■ **Job**: For the data below, report only the number of lines containing the string "JSON".

■ **Recorded data**:
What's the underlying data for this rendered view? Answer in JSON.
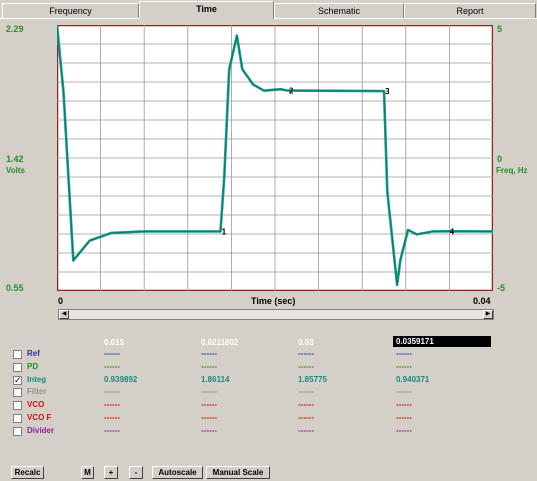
{
  "tabs": [
    {
      "label": "Frequency",
      "active": false
    },
    {
      "label": "Time",
      "active": true
    },
    {
      "label": "Schematic",
      "active": false
    },
    {
      "label": "Report",
      "active": false
    }
  ],
  "plot": {
    "y_left_max": "2.29",
    "y_left_mid": "1.42",
    "y_left_min": "0.55",
    "y_left_unit": "Volts",
    "y_right_max": "5",
    "y_right_mid": "0",
    "y_right_min": "-5",
    "y_right_unit": "Freq, Hz",
    "x_min": "0",
    "x_max": "0.04",
    "x_label": "Time (sec)",
    "markers": [
      "1",
      "2",
      "3",
      "4"
    ]
  },
  "chart_data": {
    "type": "line",
    "xlabel": "Time (sec)",
    "ylabel": "Volts",
    "xlim": [
      0,
      0.04
    ],
    "ylim": [
      0.55,
      2.29
    ],
    "y2label": "Freq, Hz",
    "y2lim": [
      -5,
      5
    ],
    "grid": true,
    "series": [
      {
        "color": "#1a9d92",
        "x": [
          0,
          0.0006,
          0.0015,
          0.003,
          0.005,
          0.008,
          0.015,
          0.01535,
          0.0158,
          0.0165,
          0.017,
          0.018,
          0.019,
          0.0205,
          0.0211802,
          0.03,
          0.0303,
          0.0312,
          0.0315,
          0.0322,
          0.033,
          0.0345,
          0.0359171,
          0.04
        ],
        "y": [
          2.29,
          1.85,
          0.75,
          0.88,
          0.93,
          0.94,
          0.94,
          1.3,
          2.0,
          2.22,
          2.0,
          1.9,
          1.86,
          1.87,
          1.86114,
          1.85775,
          1.2,
          0.59,
          0.75,
          0.95,
          0.92,
          0.94,
          0.940371,
          0.94
        ]
      }
    ],
    "markers": [
      {
        "label": "1",
        "x": 0.015,
        "y": 0.94
      },
      {
        "label": "2",
        "x": 0.0211802,
        "y": 1.86114
      },
      {
        "label": "3",
        "x": 0.03,
        "y": 1.85775
      },
      {
        "label": "4",
        "x": 0.0359171,
        "y": 0.940371
      }
    ]
  },
  "table": {
    "columns": [
      "0.015",
      "0.0211802",
      "0.03",
      "0.0359171"
    ],
    "rows": [
      {
        "name": "Ref",
        "checked": false,
        "color": "#3030a8",
        "values": [
          "------",
          "------",
          "------",
          "------"
        ]
      },
      {
        "name": "PD",
        "checked": false,
        "color": "#2c8a2c",
        "values": [
          "------",
          "------",
          "------",
          "------"
        ]
      },
      {
        "name": "Integ",
        "checked": true,
        "color": "#1a8a80",
        "values": [
          "0.939892",
          "1.86114",
          "1.85775",
          "0.940371"
        ]
      },
      {
        "name": "Filter",
        "checked": false,
        "color": "#909090",
        "values": [
          "------",
          "------",
          "------",
          "------"
        ]
      },
      {
        "name": "VCO",
        "checked": false,
        "color": "#d01010",
        "values": [
          "------",
          "------",
          "------",
          "------"
        ]
      },
      {
        "name": "VCO F",
        "checked": false,
        "color": "#d01010",
        "values": [
          "------",
          "------",
          "------",
          "------"
        ]
      },
      {
        "name": "Divider",
        "checked": false,
        "color": "#8a20a0",
        "values": [
          "------",
          "------",
          "------",
          "------"
        ]
      }
    ]
  },
  "buttons": {
    "recalc": "Recalc",
    "m": "M",
    "plus": "+",
    "minus": "-",
    "autoscale": "Autoscale",
    "manual_scale": "Manual Scale"
  }
}
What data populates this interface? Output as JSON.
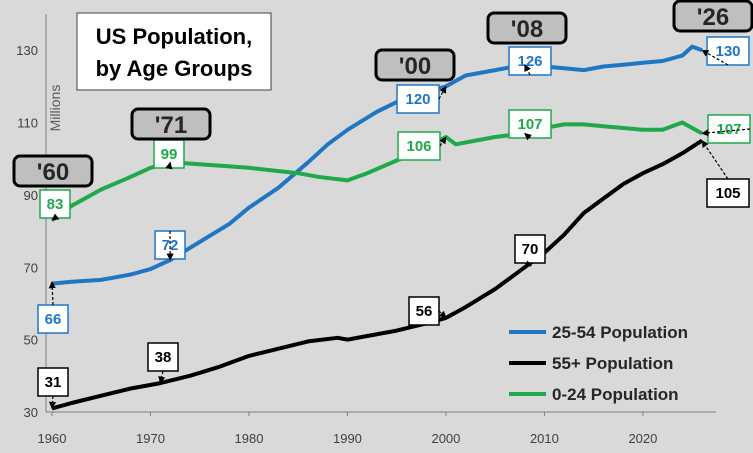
{
  "chart_data": {
    "type": "line",
    "title_lines": [
      "US Population,",
      "by Age Groups"
    ],
    "ylabel": "Millions",
    "xlim": [
      1960,
      2026
    ],
    "ylim": [
      30,
      140
    ],
    "xticks": [
      1960,
      1970,
      1980,
      1990,
      2000,
      2010,
      2020
    ],
    "yticks": [
      30,
      50,
      70,
      90,
      110,
      130
    ],
    "grid": "none",
    "legend_position": "bottom-right",
    "series": [
      {
        "name": "25-54 Population",
        "color": "#1f77c4",
        "points": [
          [
            1960,
            65.5
          ],
          [
            1962,
            66
          ],
          [
            1965,
            66.5
          ],
          [
            1968,
            68
          ],
          [
            1970,
            69.5
          ],
          [
            1972,
            72
          ],
          [
            1975,
            77
          ],
          [
            1978,
            82
          ],
          [
            1980,
            86.5
          ],
          [
            1983,
            92
          ],
          [
            1986,
            99
          ],
          [
            1988,
            104
          ],
          [
            1990,
            108
          ],
          [
            1993,
            113
          ],
          [
            1996,
            117
          ],
          [
            1998,
            118.5
          ],
          [
            2000,
            120
          ],
          [
            2002,
            123
          ],
          [
            2005,
            124.5
          ],
          [
            2008,
            126
          ],
          [
            2010,
            125.5
          ],
          [
            2012,
            125
          ],
          [
            2014,
            124.5
          ],
          [
            2016,
            125.5
          ],
          [
            2018,
            126
          ],
          [
            2020,
            126.5
          ],
          [
            2022,
            127
          ],
          [
            2024,
            128.5
          ],
          [
            2025,
            131
          ],
          [
            2026,
            130
          ]
        ]
      },
      {
        "name": "55+ Population",
        "color": "#000000",
        "points": [
          [
            1960,
            31
          ],
          [
            1962,
            32.5
          ],
          [
            1965,
            34.5
          ],
          [
            1968,
            36.5
          ],
          [
            1971,
            38
          ],
          [
            1974,
            40
          ],
          [
            1977,
            42.5
          ],
          [
            1980,
            45.5
          ],
          [
            1983,
            47.5
          ],
          [
            1986,
            49.5
          ],
          [
            1989,
            50.5
          ],
          [
            1990,
            50
          ],
          [
            1992,
            51
          ],
          [
            1995,
            52.5
          ],
          [
            1998,
            54.5
          ],
          [
            2000,
            56
          ],
          [
            2002,
            59
          ],
          [
            2005,
            64
          ],
          [
            2008,
            70
          ],
          [
            2010,
            74
          ],
          [
            2012,
            79
          ],
          [
            2014,
            85
          ],
          [
            2016,
            89
          ],
          [
            2018,
            93
          ],
          [
            2020,
            96
          ],
          [
            2022,
            98.5
          ],
          [
            2024,
            101.5
          ],
          [
            2026,
            105
          ]
        ]
      },
      {
        "name": "0-24 Population",
        "color": "#1fa94a",
        "points": [
          [
            1960,
            83
          ],
          [
            1962,
            87
          ],
          [
            1965,
            91.5
          ],
          [
            1968,
            95
          ],
          [
            1970,
            97.5
          ],
          [
            1972,
            99
          ],
          [
            1975,
            98.5
          ],
          [
            1980,
            97.5
          ],
          [
            1985,
            96
          ],
          [
            1987,
            95
          ],
          [
            1990,
            94
          ],
          [
            1992,
            96
          ],
          [
            1995,
            99.5
          ],
          [
            1998,
            103
          ],
          [
            2000,
            106
          ],
          [
            2001,
            104
          ],
          [
            2003,
            105
          ],
          [
            2005,
            106
          ],
          [
            2008,
            107
          ],
          [
            2010,
            108.5
          ],
          [
            2012,
            109.5
          ],
          [
            2014,
            109.5
          ],
          [
            2016,
            109
          ],
          [
            2018,
            108.5
          ],
          [
            2020,
            108
          ],
          [
            2022,
            108
          ],
          [
            2024,
            110
          ],
          [
            2025,
            108.5
          ],
          [
            2026,
            107
          ]
        ]
      }
    ],
    "annotations": [
      {
        "series": "25-54 Population",
        "label": "66",
        "x": 1960,
        "y": 66
      },
      {
        "series": "25-54 Population",
        "label": "72",
        "x": 1972,
        "y": 72
      },
      {
        "series": "25-54 Population",
        "label": "120",
        "x": 2000,
        "y": 120
      },
      {
        "series": "25-54 Population",
        "label": "126",
        "x": 2008,
        "y": 126
      },
      {
        "series": "25-54 Population",
        "label": "130",
        "x": 2026,
        "y": 130
      },
      {
        "series": "55+ Population",
        "label": "31",
        "x": 1960,
        "y": 31
      },
      {
        "series": "55+ Population",
        "label": "38",
        "x": 1971,
        "y": 38
      },
      {
        "series": "55+ Population",
        "label": "56",
        "x": 2000,
        "y": 56
      },
      {
        "series": "55+ Population",
        "label": "70",
        "x": 2008,
        "y": 70
      },
      {
        "series": "55+ Population",
        "label": "105",
        "x": 2026,
        "y": 105
      },
      {
        "series": "0-24 Population",
        "label": "83",
        "x": 1960,
        "y": 83
      },
      {
        "series": "0-24 Population",
        "label": "99",
        "x": 1972,
        "y": 99
      },
      {
        "series": "0-24 Population",
        "label": "106",
        "x": 2000,
        "y": 106
      },
      {
        "series": "0-24 Population",
        "label": "107",
        "x": 2008,
        "y": 107
      },
      {
        "series": "0-24 Population",
        "label": "107",
        "x": 2026,
        "y": 107
      }
    ],
    "year_labels": [
      "'60",
      "'71",
      "'00",
      "'08",
      "'26"
    ]
  }
}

■ **Worked solution**: 2